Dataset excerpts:

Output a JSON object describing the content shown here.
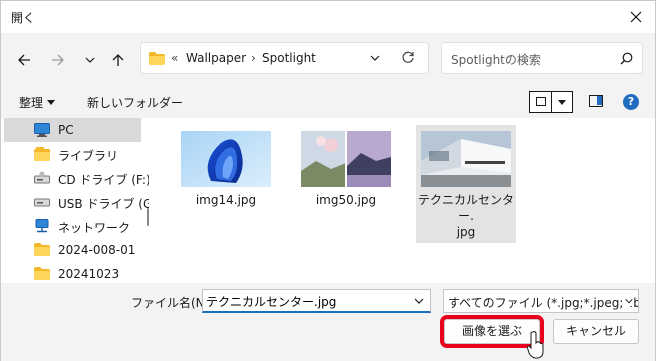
{
  "window": {
    "title": "開く"
  },
  "nav": {
    "breadcrumb_overflow": "«",
    "path": [
      "Wallpaper",
      "Spotlight"
    ],
    "search_placeholder": "Spotlightの検索"
  },
  "toolbar": {
    "organize": "整理",
    "new_folder": "新しいフォルダー"
  },
  "sidebar": {
    "items": [
      {
        "label": "PC",
        "icon": "pc-icon",
        "selected": true
      },
      {
        "label": "ライブラリ",
        "icon": "library-icon"
      },
      {
        "label": "CD ドライブ (F:)",
        "icon": "cd-drive-icon"
      },
      {
        "label": "USB ドライブ (G:)",
        "icon": "usb-drive-icon"
      },
      {
        "label": "ネットワーク",
        "icon": "network-icon"
      },
      {
        "label": "2024-008-01",
        "icon": "folder-icon"
      },
      {
        "label": "20241023",
        "icon": "folder-icon"
      }
    ]
  },
  "files": [
    {
      "name": "img14.jpg"
    },
    {
      "name": "img50.jpg"
    },
    {
      "name_line1": "テクニカルセンター.",
      "name_line2": "jpg",
      "selected": true
    }
  ],
  "bottom": {
    "filename_label": "ファイル名(N):",
    "filename_value": "テクニカルセンター.jpg",
    "filetype_value": "すべてのファイル (*.jpg;*.jpeg;*.bmp",
    "select_button": "画像を選ぶ",
    "cancel_button": "キャンセル"
  },
  "colors": {
    "accent": "#1f6cc1",
    "highlight_box": "#e8001f",
    "selection": "#e3e3e3"
  }
}
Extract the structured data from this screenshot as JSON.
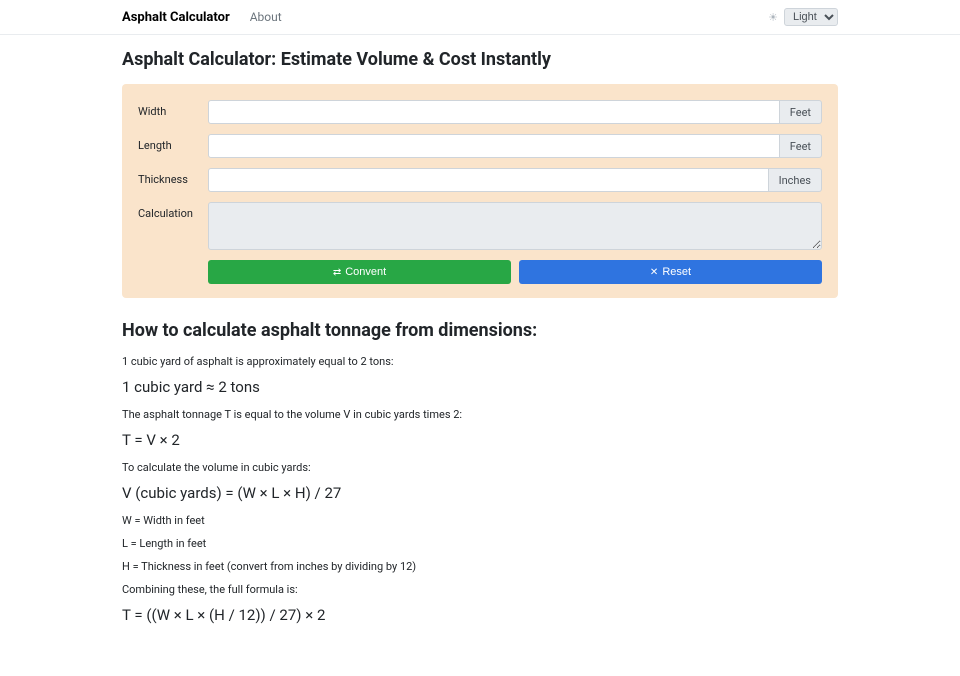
{
  "nav": {
    "brand": "Asphalt Calculator",
    "about": "About",
    "themeSelected": "Light"
  },
  "pageTitle": "Asphalt Calculator: Estimate Volume & Cost Instantly",
  "form": {
    "width": {
      "label": "Width",
      "unit": "Feet"
    },
    "length": {
      "label": "Length",
      "unit": "Feet"
    },
    "thickness": {
      "label": "Thickness",
      "unit": "Inches"
    },
    "calc": {
      "label": "Calculation"
    },
    "convertBtn": "Convent",
    "resetBtn": "Reset"
  },
  "explain": {
    "heading": "How to calculate asphalt tonnage from dimensions:",
    "p1": "1 cubic yard of asphalt is approximately equal to 2 tons:",
    "f1": "1 cubic yard ≈ 2 tons",
    "p2": "The asphalt tonnage T is equal to the volume V in cubic yards times 2:",
    "f2": "T = V × 2",
    "p3": "To calculate the volume in cubic yards:",
    "f3": "V (cubic yards) = (W × L × H) / 27",
    "p4": "W = Width in feet",
    "p5": "L = Length in feet",
    "p6": "H = Thickness in feet (convert from inches by dividing by 12)",
    "p7": "Combining these, the full formula is:",
    "f4": "T = ((W × L × (H / 12)) / 27) × 2"
  }
}
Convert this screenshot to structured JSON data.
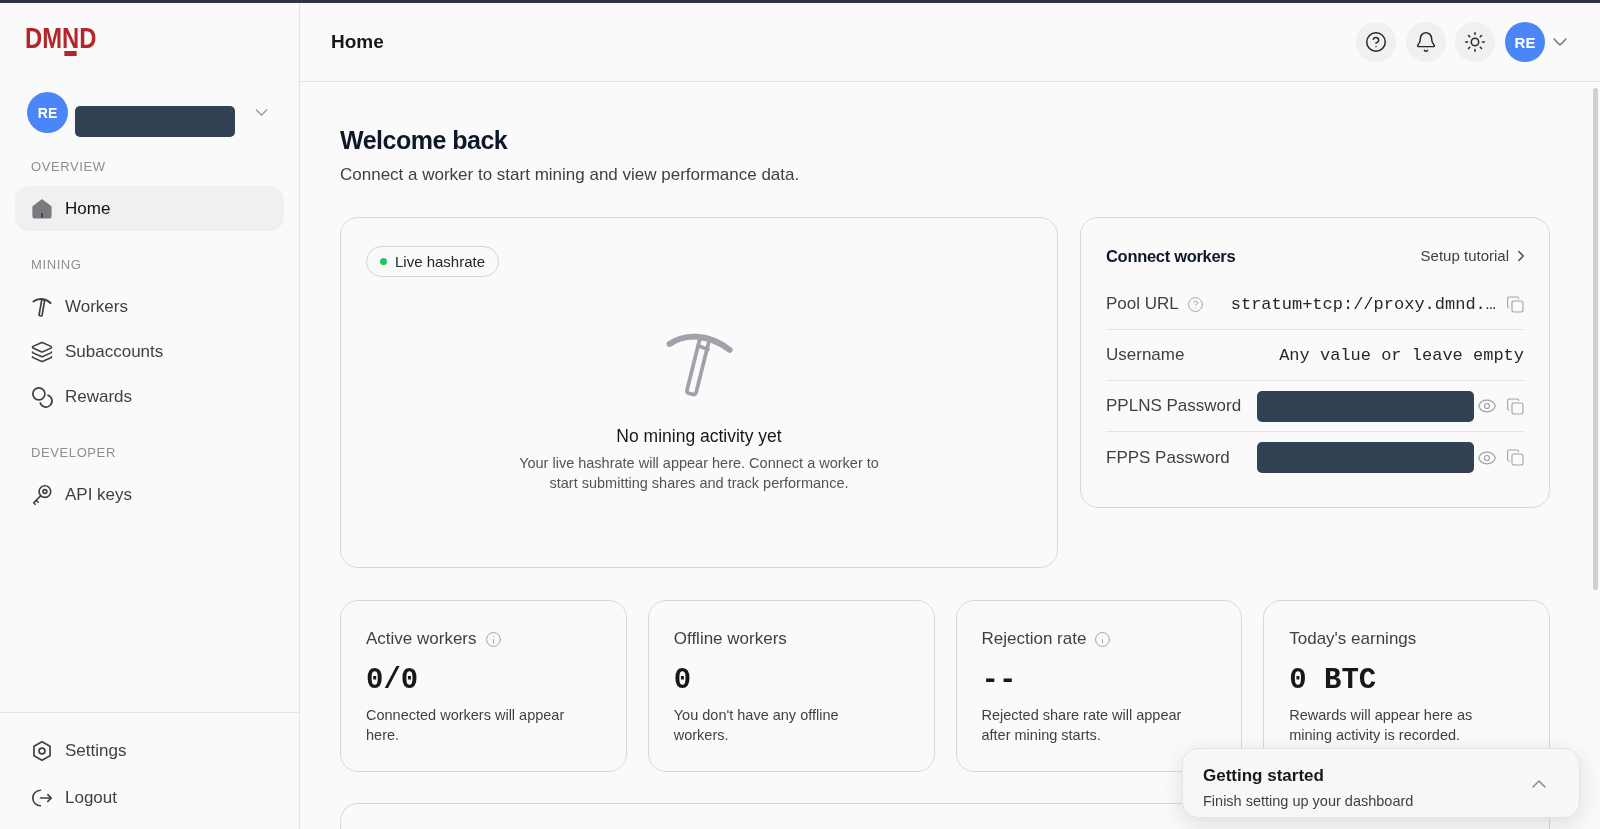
{
  "sidebar": {
    "logo": "DMND",
    "account": {
      "initials": "RE",
      "redacted": true
    },
    "sections": [
      {
        "heading": "OVERVIEW",
        "items": [
          {
            "label": "Home",
            "selected": true
          }
        ]
      },
      {
        "heading": "MINING",
        "items": [
          {
            "label": "Workers",
            "selected": false
          },
          {
            "label": "Subaccounts",
            "selected": false
          },
          {
            "label": "Rewards",
            "selected": false
          }
        ]
      },
      {
        "heading": "DEVELOPER",
        "items": [
          {
            "label": "API keys",
            "selected": false
          }
        ]
      }
    ],
    "footer_items": [
      {
        "label": "Settings"
      },
      {
        "label": "Logout"
      }
    ]
  },
  "header": {
    "title": "Home",
    "user_initials": "RE"
  },
  "welcome": {
    "title": "Welcome back",
    "subtitle": "Connect a worker to start mining and view performance data."
  },
  "hashrate_card": {
    "badge": {
      "label": "Live hashrate",
      "live": true
    },
    "empty_title": "No mining activity yet",
    "empty_text": "Your live hashrate will appear here. Connect a worker to start submitting shares and track performance."
  },
  "connect_card": {
    "title": "Connect workers",
    "link": "Setup tutorial",
    "fields": [
      {
        "label": "Pool URL",
        "kind": "text",
        "help": true,
        "value": "stratum+tcp://proxy.dmnd.…",
        "copyable": true
      },
      {
        "label": "Username",
        "kind": "text",
        "help": false,
        "value": "Any value or leave empty",
        "copyable": false
      },
      {
        "label": "PPLNS Password",
        "kind": "secret",
        "help": false,
        "redacted": true,
        "copyable": true
      },
      {
        "label": "FPPS Password",
        "kind": "secret",
        "help": false,
        "redacted": true,
        "copyable": true
      }
    ]
  },
  "stats": [
    {
      "label": "Active workers",
      "info": true,
      "value": "0/0",
      "note": "Connected workers will appear here."
    },
    {
      "label": "Offline workers",
      "info": false,
      "value": "0",
      "note": "You don't have any offline workers."
    },
    {
      "label": "Rejection rate",
      "info": true,
      "value": "--",
      "note": "Rejected share rate will appear after mining starts."
    },
    {
      "label": "Today's earnings",
      "info": false,
      "value": "0 BTC",
      "note": "Rewards will appear here as mining activity is recorded."
    }
  ],
  "getting_started": {
    "title": "Getting started",
    "subtitle": "Finish setting up your dashboard",
    "expanded": false
  }
}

Written request: Where a line holds "calculate", copy that line.

Complete output:
    "heading": "How to calculate asphalt tonnage from dimensions:",
    "p3": "To calculate the volume in cubic yards:",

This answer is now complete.